THE REQUEST — Scan the following material for the string "this" and copy each line in which it appears.

== PROVIDED DATA

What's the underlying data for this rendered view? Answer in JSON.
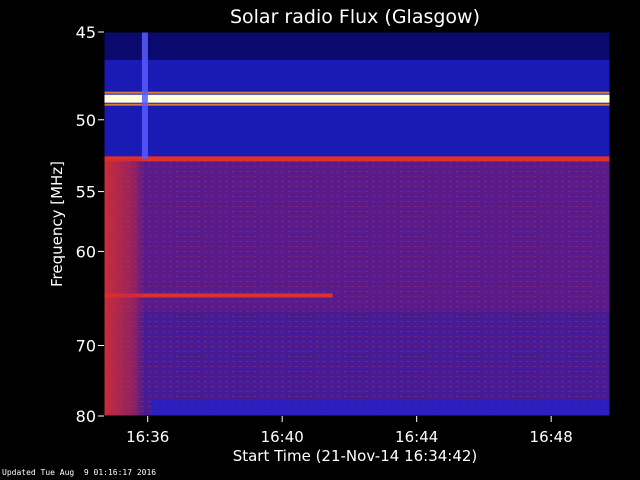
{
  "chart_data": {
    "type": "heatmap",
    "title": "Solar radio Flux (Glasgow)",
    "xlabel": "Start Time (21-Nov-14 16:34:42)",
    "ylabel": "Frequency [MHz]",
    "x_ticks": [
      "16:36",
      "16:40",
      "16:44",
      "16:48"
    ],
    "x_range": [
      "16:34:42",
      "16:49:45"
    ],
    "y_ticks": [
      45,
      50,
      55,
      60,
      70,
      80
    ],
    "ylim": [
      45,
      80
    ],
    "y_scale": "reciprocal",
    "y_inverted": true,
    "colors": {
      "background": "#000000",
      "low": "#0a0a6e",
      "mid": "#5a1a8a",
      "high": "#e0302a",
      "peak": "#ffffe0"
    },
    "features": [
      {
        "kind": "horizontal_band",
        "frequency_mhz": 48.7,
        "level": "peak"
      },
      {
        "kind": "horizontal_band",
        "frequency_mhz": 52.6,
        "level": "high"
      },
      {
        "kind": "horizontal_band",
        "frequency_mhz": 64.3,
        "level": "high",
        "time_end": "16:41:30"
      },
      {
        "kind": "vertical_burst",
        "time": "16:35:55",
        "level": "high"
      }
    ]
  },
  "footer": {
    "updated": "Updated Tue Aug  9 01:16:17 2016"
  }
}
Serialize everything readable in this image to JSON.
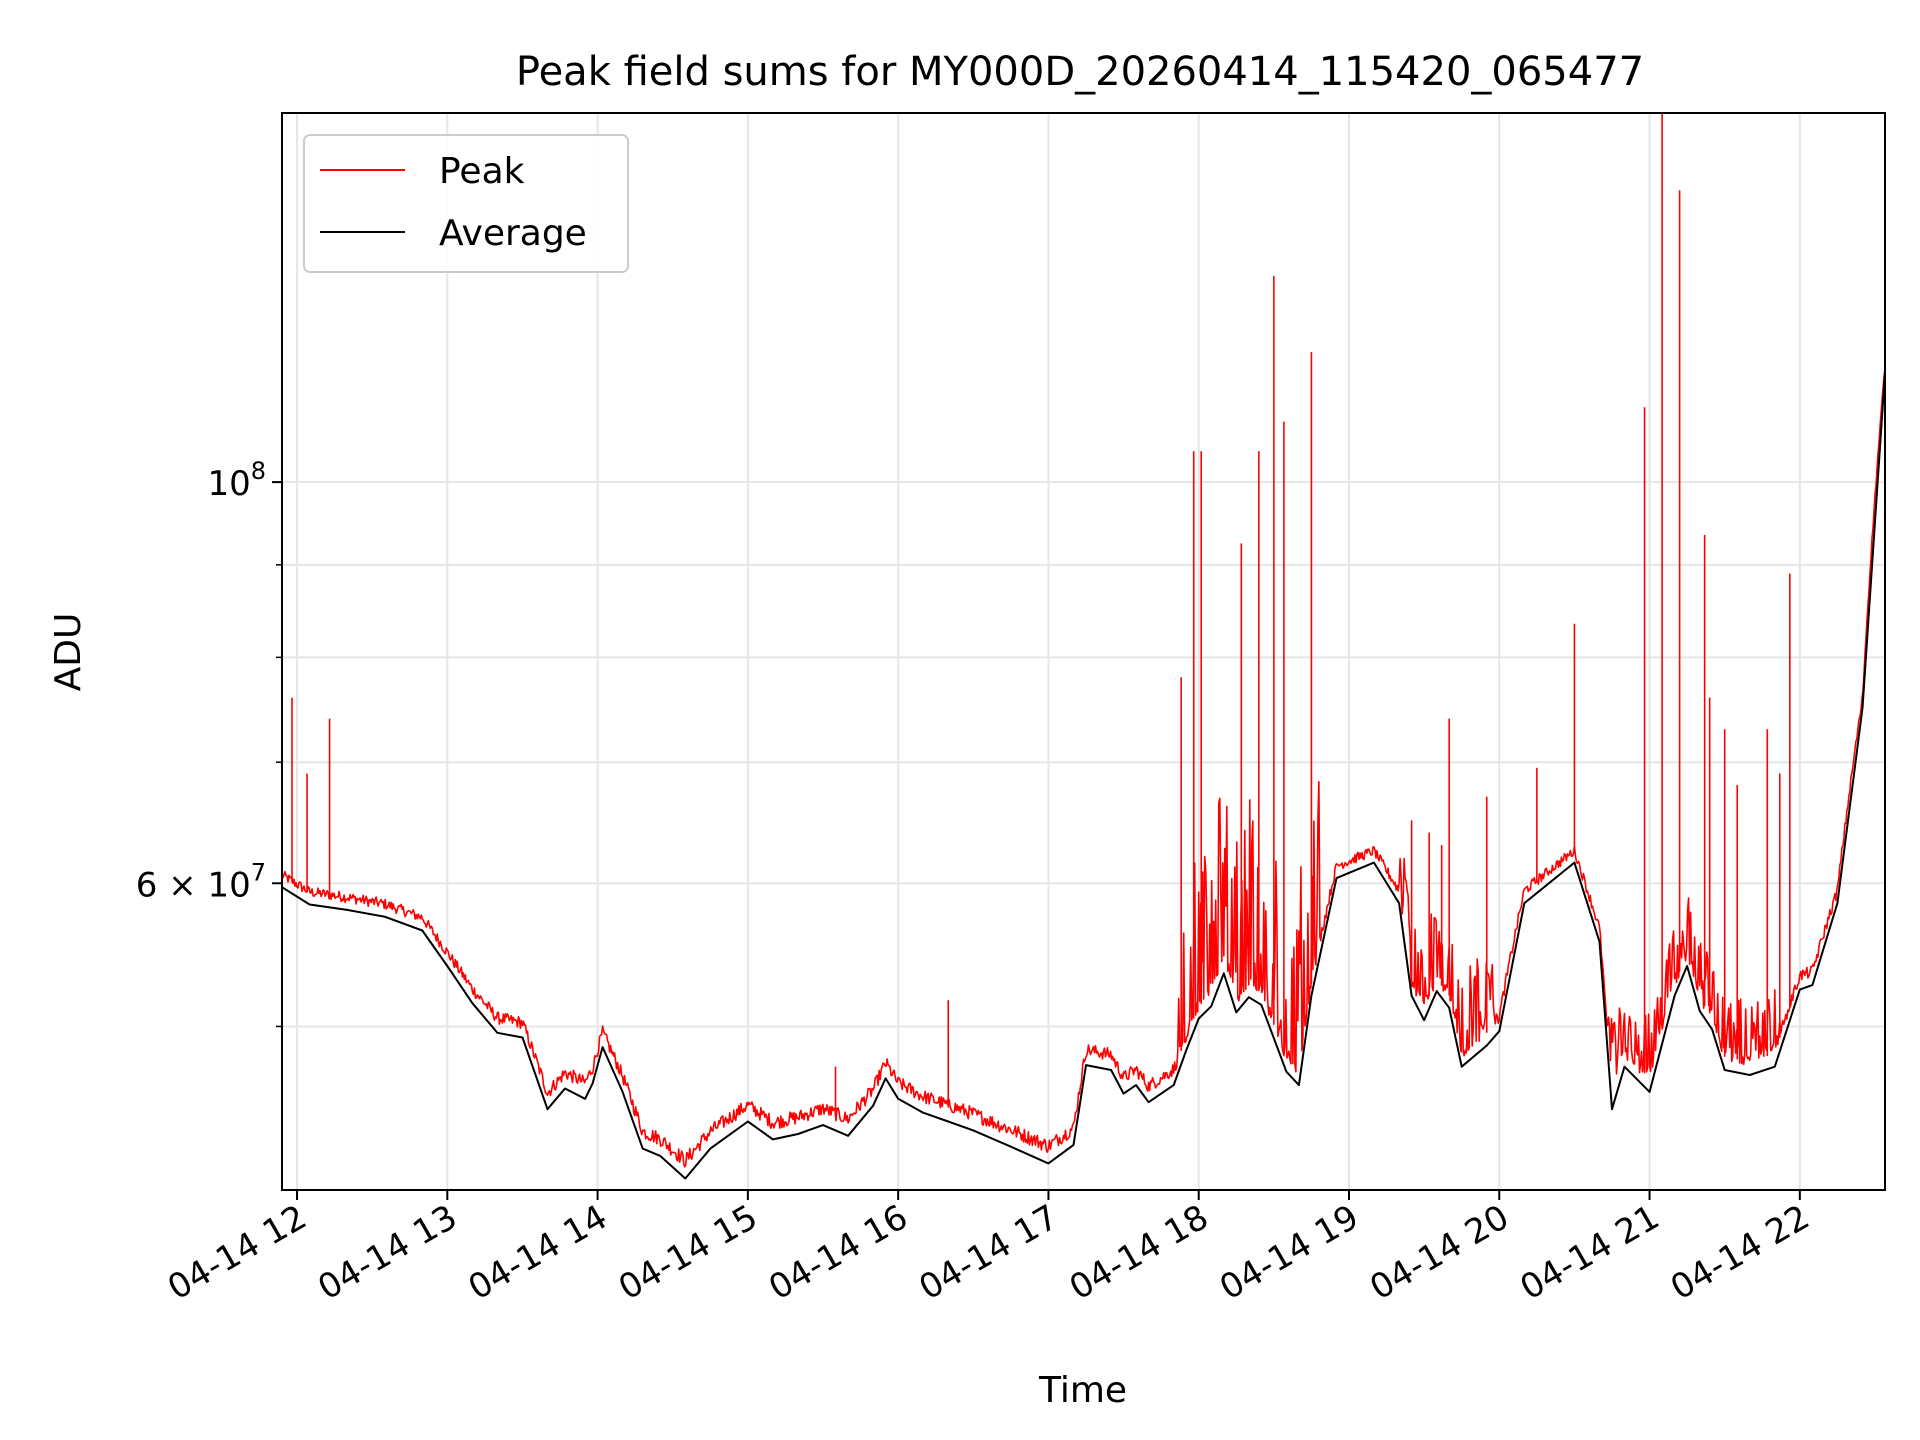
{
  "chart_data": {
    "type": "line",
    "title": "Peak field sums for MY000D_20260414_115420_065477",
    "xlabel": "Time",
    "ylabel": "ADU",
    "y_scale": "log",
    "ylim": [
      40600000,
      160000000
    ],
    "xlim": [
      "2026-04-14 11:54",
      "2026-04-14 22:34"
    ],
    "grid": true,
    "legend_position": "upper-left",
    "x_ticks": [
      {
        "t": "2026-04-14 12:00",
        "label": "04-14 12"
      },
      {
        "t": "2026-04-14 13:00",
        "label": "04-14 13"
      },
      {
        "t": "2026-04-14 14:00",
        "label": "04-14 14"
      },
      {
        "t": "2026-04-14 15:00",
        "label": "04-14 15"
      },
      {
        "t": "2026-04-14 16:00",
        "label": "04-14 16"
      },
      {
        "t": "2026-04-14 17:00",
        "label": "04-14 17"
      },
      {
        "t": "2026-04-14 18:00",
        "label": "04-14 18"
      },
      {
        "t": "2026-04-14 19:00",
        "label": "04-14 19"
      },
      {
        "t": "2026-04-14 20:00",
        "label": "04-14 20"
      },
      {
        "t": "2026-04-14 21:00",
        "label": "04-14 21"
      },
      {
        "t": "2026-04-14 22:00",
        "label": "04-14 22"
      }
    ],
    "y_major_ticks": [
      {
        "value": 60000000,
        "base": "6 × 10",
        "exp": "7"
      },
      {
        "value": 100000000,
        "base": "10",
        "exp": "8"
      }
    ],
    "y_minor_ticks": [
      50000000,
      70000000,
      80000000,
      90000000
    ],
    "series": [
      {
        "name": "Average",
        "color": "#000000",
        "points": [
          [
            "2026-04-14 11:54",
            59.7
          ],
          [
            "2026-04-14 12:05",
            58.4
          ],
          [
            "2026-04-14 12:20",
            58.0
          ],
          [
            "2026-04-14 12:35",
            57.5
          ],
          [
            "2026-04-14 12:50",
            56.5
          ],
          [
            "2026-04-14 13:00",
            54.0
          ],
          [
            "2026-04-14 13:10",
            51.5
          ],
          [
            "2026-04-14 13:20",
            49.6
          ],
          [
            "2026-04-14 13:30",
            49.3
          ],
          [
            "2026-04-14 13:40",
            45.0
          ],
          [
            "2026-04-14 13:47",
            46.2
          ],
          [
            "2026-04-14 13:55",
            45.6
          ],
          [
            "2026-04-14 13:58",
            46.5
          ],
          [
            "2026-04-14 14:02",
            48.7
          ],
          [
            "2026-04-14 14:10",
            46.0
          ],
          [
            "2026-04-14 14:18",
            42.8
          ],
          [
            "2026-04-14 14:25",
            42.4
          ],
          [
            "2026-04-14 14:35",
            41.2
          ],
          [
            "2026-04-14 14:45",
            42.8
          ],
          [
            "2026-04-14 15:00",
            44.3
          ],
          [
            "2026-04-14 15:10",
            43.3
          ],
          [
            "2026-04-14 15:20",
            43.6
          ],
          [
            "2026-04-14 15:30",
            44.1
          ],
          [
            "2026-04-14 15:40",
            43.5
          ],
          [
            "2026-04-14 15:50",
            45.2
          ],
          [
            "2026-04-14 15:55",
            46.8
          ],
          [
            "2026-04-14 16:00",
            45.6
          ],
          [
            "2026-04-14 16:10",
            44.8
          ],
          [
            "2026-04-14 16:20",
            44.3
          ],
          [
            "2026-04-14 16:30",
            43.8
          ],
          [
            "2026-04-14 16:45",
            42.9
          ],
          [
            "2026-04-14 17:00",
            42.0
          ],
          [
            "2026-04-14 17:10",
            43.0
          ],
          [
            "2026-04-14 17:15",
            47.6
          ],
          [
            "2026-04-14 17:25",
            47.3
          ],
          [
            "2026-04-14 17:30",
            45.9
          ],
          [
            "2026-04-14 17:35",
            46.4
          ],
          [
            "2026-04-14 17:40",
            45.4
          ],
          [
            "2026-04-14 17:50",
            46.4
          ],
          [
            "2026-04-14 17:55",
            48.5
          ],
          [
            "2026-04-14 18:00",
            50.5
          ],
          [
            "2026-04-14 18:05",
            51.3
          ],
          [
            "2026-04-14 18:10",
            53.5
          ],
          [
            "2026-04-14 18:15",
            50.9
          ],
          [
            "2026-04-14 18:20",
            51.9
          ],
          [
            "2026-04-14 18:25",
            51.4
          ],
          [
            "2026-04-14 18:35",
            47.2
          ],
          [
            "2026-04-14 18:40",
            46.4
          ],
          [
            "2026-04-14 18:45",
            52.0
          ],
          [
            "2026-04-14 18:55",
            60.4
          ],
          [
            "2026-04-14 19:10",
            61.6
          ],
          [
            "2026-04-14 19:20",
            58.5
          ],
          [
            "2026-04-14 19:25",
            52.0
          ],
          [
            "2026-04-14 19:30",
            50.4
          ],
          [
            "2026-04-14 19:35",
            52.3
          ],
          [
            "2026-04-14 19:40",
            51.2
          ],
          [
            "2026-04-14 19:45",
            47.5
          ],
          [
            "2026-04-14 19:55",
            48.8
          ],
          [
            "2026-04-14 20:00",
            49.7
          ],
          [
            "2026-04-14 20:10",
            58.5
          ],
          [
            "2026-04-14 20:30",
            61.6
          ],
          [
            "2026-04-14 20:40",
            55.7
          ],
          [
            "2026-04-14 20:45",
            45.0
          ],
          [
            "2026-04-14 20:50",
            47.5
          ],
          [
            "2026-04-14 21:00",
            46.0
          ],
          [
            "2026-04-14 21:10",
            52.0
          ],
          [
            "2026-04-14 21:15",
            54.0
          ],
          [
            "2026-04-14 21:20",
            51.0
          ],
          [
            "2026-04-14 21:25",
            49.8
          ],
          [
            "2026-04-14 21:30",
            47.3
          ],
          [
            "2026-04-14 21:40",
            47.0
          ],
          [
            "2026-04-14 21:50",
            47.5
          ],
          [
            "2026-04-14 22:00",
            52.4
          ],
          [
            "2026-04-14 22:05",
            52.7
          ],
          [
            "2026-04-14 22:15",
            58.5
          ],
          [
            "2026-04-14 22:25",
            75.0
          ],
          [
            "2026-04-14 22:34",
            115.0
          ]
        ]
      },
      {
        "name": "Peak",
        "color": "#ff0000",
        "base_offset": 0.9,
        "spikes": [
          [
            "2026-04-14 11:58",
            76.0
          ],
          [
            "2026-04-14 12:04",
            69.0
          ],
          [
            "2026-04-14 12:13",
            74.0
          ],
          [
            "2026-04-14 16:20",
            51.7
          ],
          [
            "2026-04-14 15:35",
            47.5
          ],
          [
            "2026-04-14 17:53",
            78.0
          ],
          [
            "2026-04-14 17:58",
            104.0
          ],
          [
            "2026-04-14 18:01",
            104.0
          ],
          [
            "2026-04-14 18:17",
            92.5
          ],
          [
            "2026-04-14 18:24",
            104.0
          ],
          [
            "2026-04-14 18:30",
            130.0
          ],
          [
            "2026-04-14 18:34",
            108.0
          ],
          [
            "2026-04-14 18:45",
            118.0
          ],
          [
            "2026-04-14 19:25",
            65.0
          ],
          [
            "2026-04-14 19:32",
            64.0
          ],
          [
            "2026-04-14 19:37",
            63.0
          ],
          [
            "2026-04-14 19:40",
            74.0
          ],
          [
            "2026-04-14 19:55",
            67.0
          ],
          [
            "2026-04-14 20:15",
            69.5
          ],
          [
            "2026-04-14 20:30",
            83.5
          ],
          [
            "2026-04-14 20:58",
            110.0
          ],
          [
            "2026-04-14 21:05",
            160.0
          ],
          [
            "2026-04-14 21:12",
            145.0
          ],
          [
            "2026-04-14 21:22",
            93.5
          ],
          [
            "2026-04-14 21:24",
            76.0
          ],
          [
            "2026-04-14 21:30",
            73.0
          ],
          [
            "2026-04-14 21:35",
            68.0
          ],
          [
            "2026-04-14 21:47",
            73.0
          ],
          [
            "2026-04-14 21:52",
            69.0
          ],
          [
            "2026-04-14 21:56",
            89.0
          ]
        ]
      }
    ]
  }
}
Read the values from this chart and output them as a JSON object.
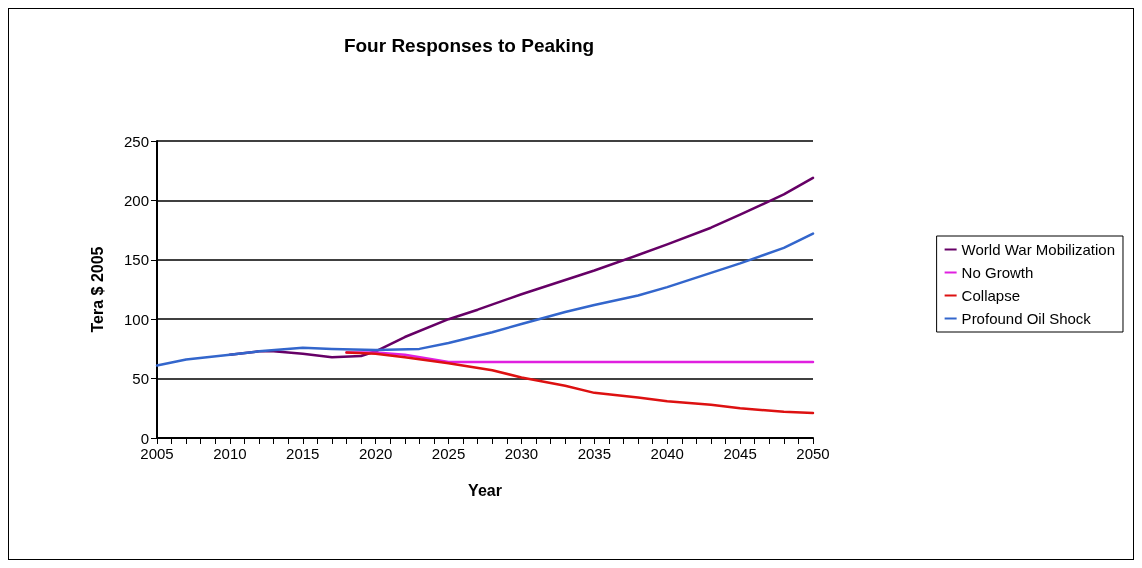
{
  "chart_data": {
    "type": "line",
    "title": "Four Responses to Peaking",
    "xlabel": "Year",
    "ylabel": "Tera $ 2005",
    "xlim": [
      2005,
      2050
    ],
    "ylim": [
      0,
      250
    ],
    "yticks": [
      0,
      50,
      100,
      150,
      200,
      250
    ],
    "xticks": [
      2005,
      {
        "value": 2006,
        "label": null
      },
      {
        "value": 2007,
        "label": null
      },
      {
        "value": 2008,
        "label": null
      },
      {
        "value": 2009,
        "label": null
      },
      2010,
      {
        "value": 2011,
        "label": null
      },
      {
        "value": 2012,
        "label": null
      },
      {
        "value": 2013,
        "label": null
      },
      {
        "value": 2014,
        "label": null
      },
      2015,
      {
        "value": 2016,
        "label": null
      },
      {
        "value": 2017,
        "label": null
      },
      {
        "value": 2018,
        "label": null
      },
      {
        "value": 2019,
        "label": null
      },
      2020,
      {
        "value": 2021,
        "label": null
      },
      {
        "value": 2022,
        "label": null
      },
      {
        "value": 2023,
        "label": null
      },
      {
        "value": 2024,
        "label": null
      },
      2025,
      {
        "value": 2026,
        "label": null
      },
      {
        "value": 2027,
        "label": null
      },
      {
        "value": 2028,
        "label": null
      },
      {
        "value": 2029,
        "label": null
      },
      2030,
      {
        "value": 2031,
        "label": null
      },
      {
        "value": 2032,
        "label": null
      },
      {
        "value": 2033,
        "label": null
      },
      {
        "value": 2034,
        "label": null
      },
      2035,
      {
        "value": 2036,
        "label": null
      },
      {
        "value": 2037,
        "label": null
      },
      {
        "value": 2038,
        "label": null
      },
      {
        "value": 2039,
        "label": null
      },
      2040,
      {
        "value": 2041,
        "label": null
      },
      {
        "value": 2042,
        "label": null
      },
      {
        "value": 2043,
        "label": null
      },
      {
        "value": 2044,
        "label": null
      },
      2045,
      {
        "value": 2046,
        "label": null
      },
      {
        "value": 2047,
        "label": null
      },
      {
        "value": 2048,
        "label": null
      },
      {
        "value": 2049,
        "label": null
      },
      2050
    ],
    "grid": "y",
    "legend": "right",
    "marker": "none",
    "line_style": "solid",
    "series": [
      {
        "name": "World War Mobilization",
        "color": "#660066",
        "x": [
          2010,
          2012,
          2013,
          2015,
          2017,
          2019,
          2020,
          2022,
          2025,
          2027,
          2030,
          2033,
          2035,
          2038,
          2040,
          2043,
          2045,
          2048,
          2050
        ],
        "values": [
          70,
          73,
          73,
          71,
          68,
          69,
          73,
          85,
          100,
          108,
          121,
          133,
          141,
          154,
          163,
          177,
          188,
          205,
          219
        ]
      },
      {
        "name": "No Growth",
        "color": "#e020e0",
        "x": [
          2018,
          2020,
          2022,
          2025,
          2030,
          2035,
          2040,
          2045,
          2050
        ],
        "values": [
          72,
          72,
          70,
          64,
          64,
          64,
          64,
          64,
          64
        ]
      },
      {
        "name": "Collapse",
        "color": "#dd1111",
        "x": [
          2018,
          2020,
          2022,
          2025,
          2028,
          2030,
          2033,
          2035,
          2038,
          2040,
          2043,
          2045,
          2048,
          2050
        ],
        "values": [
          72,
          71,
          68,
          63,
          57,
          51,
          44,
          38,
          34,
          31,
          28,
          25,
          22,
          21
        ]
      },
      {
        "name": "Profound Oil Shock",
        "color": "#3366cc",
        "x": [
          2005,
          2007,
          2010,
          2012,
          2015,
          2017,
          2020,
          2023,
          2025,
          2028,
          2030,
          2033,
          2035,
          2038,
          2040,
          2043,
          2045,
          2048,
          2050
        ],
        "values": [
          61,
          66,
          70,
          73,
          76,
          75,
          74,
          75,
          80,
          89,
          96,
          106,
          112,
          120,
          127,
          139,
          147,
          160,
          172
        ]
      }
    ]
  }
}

====

FINAL RESULT —
What's the underlying data for this rendered view? Answer in JSON.
Serialize everything readable in this image to JSON.
Read the values from this chart and output them as a JSON object.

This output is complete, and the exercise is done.